--- start Extracted entries ---

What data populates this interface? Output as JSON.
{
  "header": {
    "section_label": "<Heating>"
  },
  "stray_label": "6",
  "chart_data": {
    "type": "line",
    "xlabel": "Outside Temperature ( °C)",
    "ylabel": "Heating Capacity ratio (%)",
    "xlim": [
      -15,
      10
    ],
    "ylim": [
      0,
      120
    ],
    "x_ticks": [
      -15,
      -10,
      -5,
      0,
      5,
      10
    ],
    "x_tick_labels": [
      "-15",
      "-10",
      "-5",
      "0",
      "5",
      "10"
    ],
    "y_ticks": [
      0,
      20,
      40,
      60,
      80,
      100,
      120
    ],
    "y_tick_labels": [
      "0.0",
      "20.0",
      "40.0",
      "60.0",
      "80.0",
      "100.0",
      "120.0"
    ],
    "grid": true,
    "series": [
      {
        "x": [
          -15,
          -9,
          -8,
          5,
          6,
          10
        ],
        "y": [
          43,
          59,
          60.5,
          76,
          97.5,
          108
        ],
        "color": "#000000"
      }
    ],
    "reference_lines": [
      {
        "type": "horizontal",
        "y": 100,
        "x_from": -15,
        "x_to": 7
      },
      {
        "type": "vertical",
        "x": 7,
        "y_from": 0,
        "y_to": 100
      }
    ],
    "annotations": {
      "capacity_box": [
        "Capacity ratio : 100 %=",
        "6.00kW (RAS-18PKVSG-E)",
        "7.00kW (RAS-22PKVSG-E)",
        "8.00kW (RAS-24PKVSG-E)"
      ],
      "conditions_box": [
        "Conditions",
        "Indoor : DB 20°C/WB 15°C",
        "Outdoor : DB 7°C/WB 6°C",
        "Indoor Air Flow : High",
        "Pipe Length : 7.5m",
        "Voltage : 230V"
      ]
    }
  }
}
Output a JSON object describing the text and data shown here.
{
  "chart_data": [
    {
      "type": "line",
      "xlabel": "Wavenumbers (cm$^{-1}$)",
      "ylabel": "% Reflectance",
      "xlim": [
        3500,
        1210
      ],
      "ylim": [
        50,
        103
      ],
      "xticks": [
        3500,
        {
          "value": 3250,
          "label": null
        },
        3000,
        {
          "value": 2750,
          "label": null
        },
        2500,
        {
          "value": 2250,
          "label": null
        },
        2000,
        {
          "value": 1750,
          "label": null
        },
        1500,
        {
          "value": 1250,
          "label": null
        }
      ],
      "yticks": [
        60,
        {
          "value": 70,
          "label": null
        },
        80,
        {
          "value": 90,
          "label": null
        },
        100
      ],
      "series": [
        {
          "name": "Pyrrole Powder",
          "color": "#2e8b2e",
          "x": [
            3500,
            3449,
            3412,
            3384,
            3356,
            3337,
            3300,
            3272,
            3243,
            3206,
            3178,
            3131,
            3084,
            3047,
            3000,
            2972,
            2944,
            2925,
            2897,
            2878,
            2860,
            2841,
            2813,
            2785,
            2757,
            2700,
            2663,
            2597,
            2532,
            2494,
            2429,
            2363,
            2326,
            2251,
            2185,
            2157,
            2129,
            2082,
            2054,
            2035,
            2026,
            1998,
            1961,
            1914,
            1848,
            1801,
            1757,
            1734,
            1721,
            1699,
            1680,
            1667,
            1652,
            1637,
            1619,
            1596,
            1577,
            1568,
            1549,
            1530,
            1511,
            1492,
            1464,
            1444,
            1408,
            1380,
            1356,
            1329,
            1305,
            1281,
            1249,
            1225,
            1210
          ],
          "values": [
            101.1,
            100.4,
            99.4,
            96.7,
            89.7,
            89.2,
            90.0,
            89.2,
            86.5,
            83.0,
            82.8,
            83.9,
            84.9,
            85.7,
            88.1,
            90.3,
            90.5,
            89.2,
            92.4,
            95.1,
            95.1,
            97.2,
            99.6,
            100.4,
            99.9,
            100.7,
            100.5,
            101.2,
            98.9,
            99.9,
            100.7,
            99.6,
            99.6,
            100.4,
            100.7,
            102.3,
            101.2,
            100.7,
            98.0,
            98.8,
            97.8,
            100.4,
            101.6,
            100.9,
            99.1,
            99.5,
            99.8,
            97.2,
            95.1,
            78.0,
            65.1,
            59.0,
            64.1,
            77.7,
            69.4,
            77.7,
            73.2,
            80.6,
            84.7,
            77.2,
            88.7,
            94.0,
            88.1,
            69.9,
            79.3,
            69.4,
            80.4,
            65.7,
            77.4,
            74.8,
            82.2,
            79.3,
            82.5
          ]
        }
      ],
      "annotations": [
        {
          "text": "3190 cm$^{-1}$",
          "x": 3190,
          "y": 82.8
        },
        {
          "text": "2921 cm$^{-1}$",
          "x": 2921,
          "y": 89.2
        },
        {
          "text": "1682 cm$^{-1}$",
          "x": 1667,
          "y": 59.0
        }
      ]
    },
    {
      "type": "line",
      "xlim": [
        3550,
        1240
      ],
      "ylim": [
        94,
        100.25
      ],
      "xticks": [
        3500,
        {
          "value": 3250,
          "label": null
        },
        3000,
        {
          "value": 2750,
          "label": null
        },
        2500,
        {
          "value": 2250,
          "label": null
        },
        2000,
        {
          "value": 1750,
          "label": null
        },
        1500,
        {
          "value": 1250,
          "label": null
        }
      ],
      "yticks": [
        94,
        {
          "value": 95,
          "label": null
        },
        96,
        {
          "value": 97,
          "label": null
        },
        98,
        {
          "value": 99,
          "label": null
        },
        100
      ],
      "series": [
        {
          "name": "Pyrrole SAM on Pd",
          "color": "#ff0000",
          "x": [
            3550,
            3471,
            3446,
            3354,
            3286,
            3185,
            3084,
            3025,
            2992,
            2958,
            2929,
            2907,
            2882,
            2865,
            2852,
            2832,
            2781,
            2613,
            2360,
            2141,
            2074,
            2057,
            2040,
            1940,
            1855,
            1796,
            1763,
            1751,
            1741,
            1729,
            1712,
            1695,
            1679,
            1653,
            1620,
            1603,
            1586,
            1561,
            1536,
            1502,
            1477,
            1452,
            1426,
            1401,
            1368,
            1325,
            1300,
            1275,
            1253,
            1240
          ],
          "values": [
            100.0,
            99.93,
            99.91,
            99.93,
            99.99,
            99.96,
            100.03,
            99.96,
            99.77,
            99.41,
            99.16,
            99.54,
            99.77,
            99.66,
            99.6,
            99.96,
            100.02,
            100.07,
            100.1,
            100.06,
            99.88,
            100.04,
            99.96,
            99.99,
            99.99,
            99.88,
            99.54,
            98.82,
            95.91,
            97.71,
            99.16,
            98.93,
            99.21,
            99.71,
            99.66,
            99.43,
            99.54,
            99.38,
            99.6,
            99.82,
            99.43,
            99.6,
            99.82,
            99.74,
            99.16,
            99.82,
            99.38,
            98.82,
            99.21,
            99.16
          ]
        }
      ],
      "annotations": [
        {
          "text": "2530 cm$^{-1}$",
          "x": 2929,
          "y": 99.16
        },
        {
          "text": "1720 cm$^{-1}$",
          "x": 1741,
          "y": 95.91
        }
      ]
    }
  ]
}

--- end Extracted entries ---

Description of the task:
Show the lines of the records that include the string "ylabel".

Expected output:
    "ylabel": "Heating Capacity ratio (%)",
      "ylabel": "% Reflectance",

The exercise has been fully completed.